■ **Your instructions**
Work through the data line by line, gathering every line that has the word "Fikk".

■ **Stored records**

════════════════

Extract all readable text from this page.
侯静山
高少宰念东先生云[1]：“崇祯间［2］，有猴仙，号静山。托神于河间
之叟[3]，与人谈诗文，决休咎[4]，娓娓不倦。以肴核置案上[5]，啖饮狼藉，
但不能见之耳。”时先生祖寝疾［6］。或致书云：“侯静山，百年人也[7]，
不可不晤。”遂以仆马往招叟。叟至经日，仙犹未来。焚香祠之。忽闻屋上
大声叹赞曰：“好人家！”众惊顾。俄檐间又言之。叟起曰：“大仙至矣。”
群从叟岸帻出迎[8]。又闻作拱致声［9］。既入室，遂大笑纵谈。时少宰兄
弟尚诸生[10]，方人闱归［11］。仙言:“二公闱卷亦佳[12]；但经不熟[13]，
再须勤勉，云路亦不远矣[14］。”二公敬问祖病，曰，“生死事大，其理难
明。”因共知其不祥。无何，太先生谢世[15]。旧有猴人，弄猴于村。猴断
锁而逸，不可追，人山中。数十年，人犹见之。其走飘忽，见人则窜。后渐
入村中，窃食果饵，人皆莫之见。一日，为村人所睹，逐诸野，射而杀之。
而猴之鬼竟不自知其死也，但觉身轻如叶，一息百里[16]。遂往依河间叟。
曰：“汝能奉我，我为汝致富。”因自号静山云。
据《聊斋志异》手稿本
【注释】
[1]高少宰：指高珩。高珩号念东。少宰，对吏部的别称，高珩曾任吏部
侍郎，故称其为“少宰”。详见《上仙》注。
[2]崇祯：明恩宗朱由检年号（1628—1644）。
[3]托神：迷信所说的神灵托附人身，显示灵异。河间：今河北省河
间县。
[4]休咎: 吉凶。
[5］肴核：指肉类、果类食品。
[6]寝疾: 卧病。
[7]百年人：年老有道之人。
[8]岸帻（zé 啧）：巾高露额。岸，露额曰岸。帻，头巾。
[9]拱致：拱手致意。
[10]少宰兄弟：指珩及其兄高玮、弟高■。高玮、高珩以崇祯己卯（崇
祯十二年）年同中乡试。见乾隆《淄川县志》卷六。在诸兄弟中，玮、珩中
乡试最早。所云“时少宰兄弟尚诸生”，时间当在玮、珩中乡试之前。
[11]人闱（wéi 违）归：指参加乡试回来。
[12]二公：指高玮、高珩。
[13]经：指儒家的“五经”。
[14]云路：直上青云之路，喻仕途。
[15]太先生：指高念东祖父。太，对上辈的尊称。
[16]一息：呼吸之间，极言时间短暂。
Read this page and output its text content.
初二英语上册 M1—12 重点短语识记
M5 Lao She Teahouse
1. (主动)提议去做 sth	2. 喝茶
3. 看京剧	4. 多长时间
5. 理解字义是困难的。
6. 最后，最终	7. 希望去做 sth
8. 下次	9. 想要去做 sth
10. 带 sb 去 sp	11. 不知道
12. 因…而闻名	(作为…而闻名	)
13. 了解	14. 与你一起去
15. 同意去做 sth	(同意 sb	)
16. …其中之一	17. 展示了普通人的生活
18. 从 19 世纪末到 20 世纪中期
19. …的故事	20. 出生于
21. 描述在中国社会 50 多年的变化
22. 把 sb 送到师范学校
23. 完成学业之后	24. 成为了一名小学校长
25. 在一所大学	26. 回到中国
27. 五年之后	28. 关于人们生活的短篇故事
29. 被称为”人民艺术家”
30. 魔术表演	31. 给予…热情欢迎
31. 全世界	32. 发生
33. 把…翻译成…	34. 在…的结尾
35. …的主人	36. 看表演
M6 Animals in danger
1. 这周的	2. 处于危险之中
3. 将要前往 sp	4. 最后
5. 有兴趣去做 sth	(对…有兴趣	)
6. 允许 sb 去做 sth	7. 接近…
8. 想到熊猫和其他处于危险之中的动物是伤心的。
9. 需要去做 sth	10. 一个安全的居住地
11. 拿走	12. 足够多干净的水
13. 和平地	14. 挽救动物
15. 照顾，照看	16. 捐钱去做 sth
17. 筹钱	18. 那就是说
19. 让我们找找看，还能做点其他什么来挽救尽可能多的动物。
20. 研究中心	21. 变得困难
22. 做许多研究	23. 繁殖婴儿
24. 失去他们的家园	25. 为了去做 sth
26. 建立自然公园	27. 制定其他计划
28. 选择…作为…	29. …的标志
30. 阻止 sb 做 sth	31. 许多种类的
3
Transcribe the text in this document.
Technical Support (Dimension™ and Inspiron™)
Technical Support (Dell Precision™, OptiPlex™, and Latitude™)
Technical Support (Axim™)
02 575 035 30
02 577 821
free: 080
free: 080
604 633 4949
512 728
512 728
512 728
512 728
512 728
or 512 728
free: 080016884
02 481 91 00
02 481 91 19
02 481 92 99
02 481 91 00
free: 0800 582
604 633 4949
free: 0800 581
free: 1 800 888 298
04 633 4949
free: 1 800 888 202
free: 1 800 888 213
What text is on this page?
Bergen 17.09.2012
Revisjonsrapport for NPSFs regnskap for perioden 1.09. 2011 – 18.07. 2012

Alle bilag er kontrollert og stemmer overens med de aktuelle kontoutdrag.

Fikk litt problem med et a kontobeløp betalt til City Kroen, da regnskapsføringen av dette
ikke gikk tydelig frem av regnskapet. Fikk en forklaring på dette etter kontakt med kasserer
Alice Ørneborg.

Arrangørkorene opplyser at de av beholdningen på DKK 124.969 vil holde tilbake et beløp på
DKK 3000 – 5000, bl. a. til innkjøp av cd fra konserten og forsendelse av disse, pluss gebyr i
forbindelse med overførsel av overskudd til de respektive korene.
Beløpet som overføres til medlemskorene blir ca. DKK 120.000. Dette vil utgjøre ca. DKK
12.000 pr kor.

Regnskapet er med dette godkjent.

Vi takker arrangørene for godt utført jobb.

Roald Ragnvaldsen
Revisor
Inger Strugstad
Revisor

════════════════

■ **Response**
Fikk litt problem med et a kontobeløp betalt til City Kroen, da regnskapsføringen av dette
ikke gikk tydelig frem av regnskapet. Fikk en forklaring på dette etter kontakt med kasserer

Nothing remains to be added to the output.